__Exercise prompt__: Read the material below and count the lines holding the string "name". Give that count with nothing added.

Records
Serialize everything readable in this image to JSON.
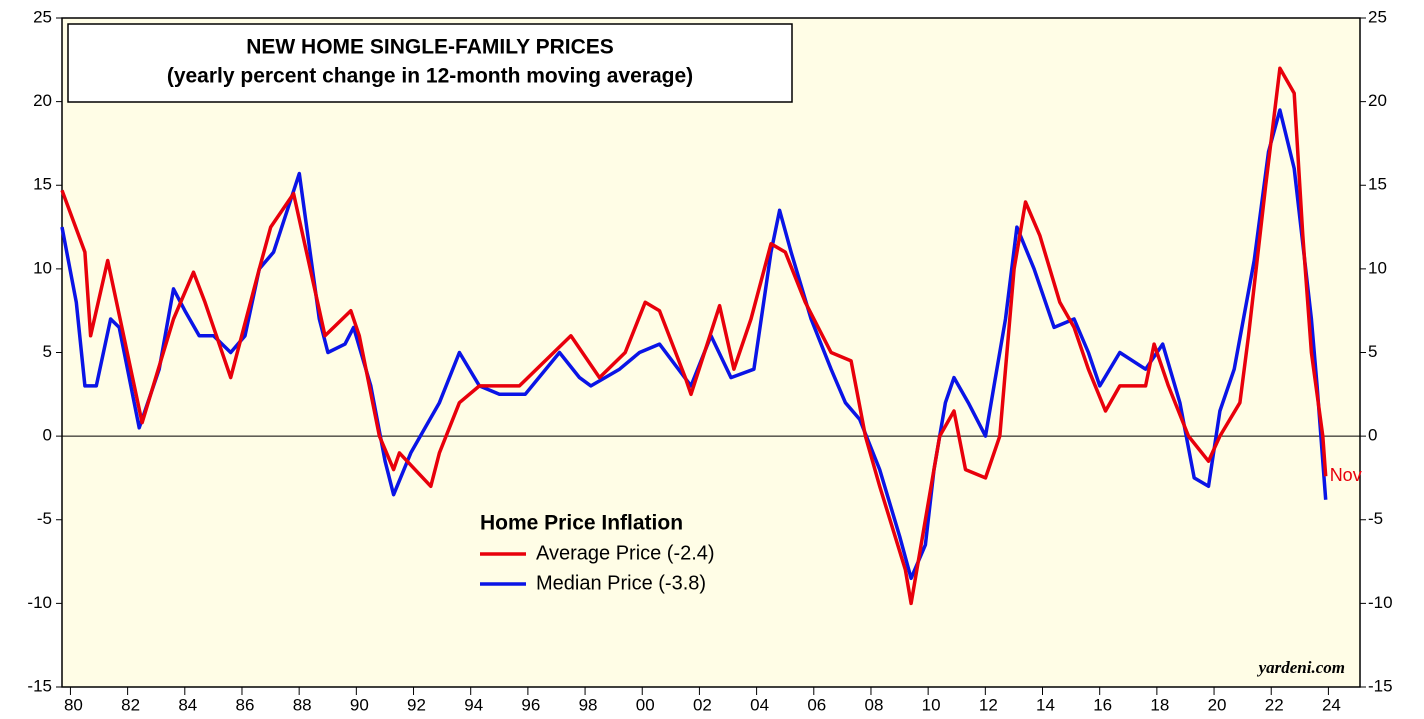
{
  "chart_data": {
    "type": "line",
    "title": [
      "NEW HOME SINGLE-FAMILY PRICES",
      "(yearly percent change in 12-month moving average)"
    ],
    "legend_title": "Home Price Inflation",
    "annotation": "Nov",
    "source": "yardeni.com",
    "xlim": [
      1979.6,
      2025
    ],
    "ylim": [
      -15,
      25
    ],
    "yticks": [
      -15,
      -10,
      -5,
      0,
      5,
      10,
      15,
      20,
      25
    ],
    "xticks": [
      {
        "value": 1980,
        "label": "80"
      },
      {
        "value": 1982,
        "label": "82"
      },
      {
        "value": 1984,
        "label": "84"
      },
      {
        "value": 1986,
        "label": "86"
      },
      {
        "value": 1988,
        "label": "88"
      },
      {
        "value": 1990,
        "label": "90"
      },
      {
        "value": 1992,
        "label": "92"
      },
      {
        "value": 1994,
        "label": "94"
      },
      {
        "value": 1996,
        "label": "96"
      },
      {
        "value": 1998,
        "label": "98"
      },
      {
        "value": 2000,
        "label": "00"
      },
      {
        "value": 2002,
        "label": "02"
      },
      {
        "value": 2004,
        "label": "04"
      },
      {
        "value": 2006,
        "label": "06"
      },
      {
        "value": 2008,
        "label": "08"
      },
      {
        "value": 2010,
        "label": "10"
      },
      {
        "value": 2012,
        "label": "12"
      },
      {
        "value": 2014,
        "label": "14"
      },
      {
        "value": 2016,
        "label": "16"
      },
      {
        "value": 2018,
        "label": "18"
      },
      {
        "value": 2020,
        "label": "20"
      },
      {
        "value": 2022,
        "label": "22"
      },
      {
        "value": 2024,
        "label": "24"
      }
    ],
    "series": [
      {
        "name": "Average Price (-2.4)",
        "color": "#e8000b",
        "x": [
          1979.6,
          1980.4,
          1980.6,
          1981.2,
          1982.4,
          1983.5,
          1984.2,
          1984.6,
          1985.5,
          1986.5,
          1986.9,
          1987.7,
          1988.8,
          1989.7,
          1990.0,
          1990.7,
          1991.2,
          1991.4,
          1992.5,
          1992.8,
          1993.5,
          1994.2,
          1995.6,
          1997.4,
          1998.4,
          1999.3,
          2000.0,
          2000.5,
          2001.4,
          2001.6,
          2002.6,
          2003.1,
          2003.7,
          2004.4,
          2004.9,
          2005.6,
          2006.5,
          2007.2,
          2007.7,
          2008.2,
          2009.1,
          2009.3,
          2010.0,
          2010.3,
          2010.8,
          2011.2,
          2011.9,
          2012.4,
          2012.6,
          2012.9,
          2013.3,
          2013.8,
          2014.5,
          2015.0,
          2015.5,
          2016.1,
          2016.6,
          2017.5,
          2017.8,
          2018.3,
          2019.0,
          2019.7,
          2020.1,
          2020.8,
          2021.1,
          2021.7,
          2022.2,
          2022.7,
          2023.0,
          2023.3,
          2023.7,
          2023.8
        ],
        "values": [
          14.7,
          11,
          6,
          10.5,
          0.8,
          7,
          9.8,
          8,
          3.5,
          10,
          12.5,
          14.5,
          6,
          7.5,
          6,
          0,
          -2,
          -1,
          -3,
          -1,
          2,
          3,
          3,
          6,
          3.5,
          5,
          8,
          7.5,
          3.5,
          2.5,
          7.8,
          4,
          7,
          11.5,
          11,
          8,
          5,
          4.5,
          0,
          -3,
          -8,
          -10,
          -3,
          0,
          1.5,
          -2,
          -2.5,
          0,
          4,
          10,
          14,
          12,
          8,
          6.5,
          4,
          1.5,
          3,
          3,
          5.5,
          3,
          0,
          -1.5,
          0,
          2,
          6,
          15,
          22,
          20.5,
          12,
          5,
          0,
          -2.4
        ]
      },
      {
        "name": "Median Price (-3.8)",
        "color": "#0a14e6",
        "x": [
          1979.6,
          1980.1,
          1980.4,
          1980.8,
          1981.3,
          1981.6,
          1982.3,
          1983.0,
          1983.5,
          1983.9,
          1984.4,
          1984.9,
          1985.5,
          1986.0,
          1986.5,
          1987.0,
          1987.9,
          1988.6,
          1988.9,
          1989.5,
          1989.8,
          1990.4,
          1990.9,
          1991.2,
          1991.8,
          1992.3,
          1992.8,
          1993.5,
          1994.2,
          1994.9,
          1995.8,
          1997.0,
          1997.7,
          1998.1,
          1999.1,
          1999.8,
          2000.5,
          2001.6,
          2002.3,
          2003.0,
          2003.8,
          2004.4,
          2004.7,
          2005.1,
          2005.8,
          2006.5,
          2007.0,
          2007.5,
          2008.2,
          2008.9,
          2009.3,
          2009.8,
          2010.1,
          2010.5,
          2010.8,
          2011.3,
          2011.9,
          2012.2,
          2012.6,
          2013.0,
          2013.6,
          2014.3,
          2015.0,
          2015.5,
          2015.9,
          2016.6,
          2017.5,
          2018.1,
          2018.7,
          2019.2,
          2019.7,
          2020.1,
          2020.6,
          2021.3,
          2021.8,
          2022.2,
          2022.7,
          2023.3,
          2023.5,
          2023.8
        ],
        "values": [
          12.5,
          8,
          3,
          3,
          7,
          6.5,
          0.5,
          4,
          8.8,
          7.5,
          6,
          6,
          5,
          6,
          10,
          11,
          15.7,
          7,
          5,
          5.5,
          6.5,
          3,
          -1.5,
          -3.5,
          -1,
          0.5,
          2,
          5,
          3,
          2.5,
          2.5,
          5,
          3.5,
          3,
          4,
          5,
          5.5,
          3,
          6,
          3.5,
          4,
          11,
          13.5,
          11,
          7,
          4,
          2,
          1,
          -2,
          -6,
          -8.5,
          -6.5,
          -2,
          2,
          3.5,
          2,
          0,
          3,
          7,
          12.5,
          10,
          6.5,
          7,
          5,
          3,
          5,
          4,
          5.5,
          2,
          -2.5,
          -3,
          1.5,
          4,
          10.5,
          17,
          19.5,
          16,
          7,
          3,
          -3.8
        ]
      }
    ]
  }
}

__Exercise response__: 2